Emit the data below verbatim, stripping out any pictures.
☆ ☆ ☆ ☆ ☆
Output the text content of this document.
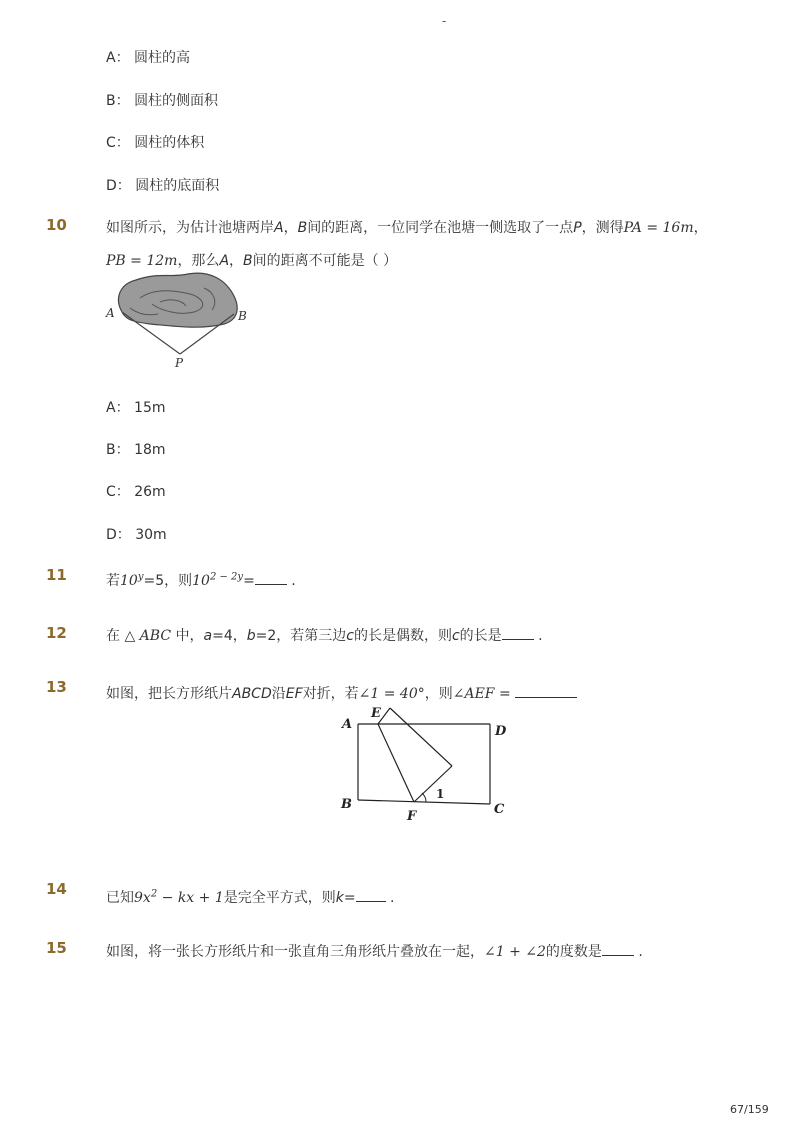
-
A： 圆柱的高
B： 圆柱的侧面积
C： 圆柱的体积
D： 圆柱的底面积
10	如图所示，为估计池塘两岸A，B间的距离，一位同学在池塘一侧选取了一点P，测得PA = 16m，
PB = 12m，那么A，B间的距离不可能是（ ）
A	B
P
A： 15m
B： 18m
C： 26m
D： 30m
11	若$10^y=5$，则$10^{2 - 2y}=$	.
12	在 △ ABC 中，a=4，b=2，若第三边c的长是偶数，则c的长是	.
13	如图，把长方形纸片ABCD沿EF对折，若∠1 = 40°，则∠AEF =
A
E
D
B
F	C
1
14	已知$9x^2$ − kx + 1是完全平方式，则k= .
15	如图，将一张长方形纸片和一张直角三角形纸片叠放在一起，∠1 + ∠2的度数是	.
67/159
☆ ☆ ☆ ☆ ☆
_SOLUTION TO THIS TASK:_
Output the text content of this document.
-
A： 圆柱的高
B： 圆柱的侧面积
C： 圆柱的体积
D： 圆柱的底面积
10	如图所示，为估计池塘两岸A，B间的距离，一位同学在池塘一侧选取了一点P，测得PA = 16m，
PB = 12m，那么A，B间的距离不可能是（ ）
A	B
P
A： 15m
B： 18m
C： 26m
D： 30m
11	若$10^y=5$，则$10^{2 - 2y}=$	.
12	在 △ ABC 中，a=4，b=2，若第三边c的长是偶数，则c的长是	.
13	如图，把长方形纸片ABCD沿EF对折，若∠1 = 40°，则∠AEF =
A
E
D
B
F	C
1
14	已知$9x^2$ − kx + 1是完全平方式，则k= .
15	如图，将一张长方形纸片和一张直角三角形纸片叠放在一起，∠1 + ∠2的度数是	.
67/159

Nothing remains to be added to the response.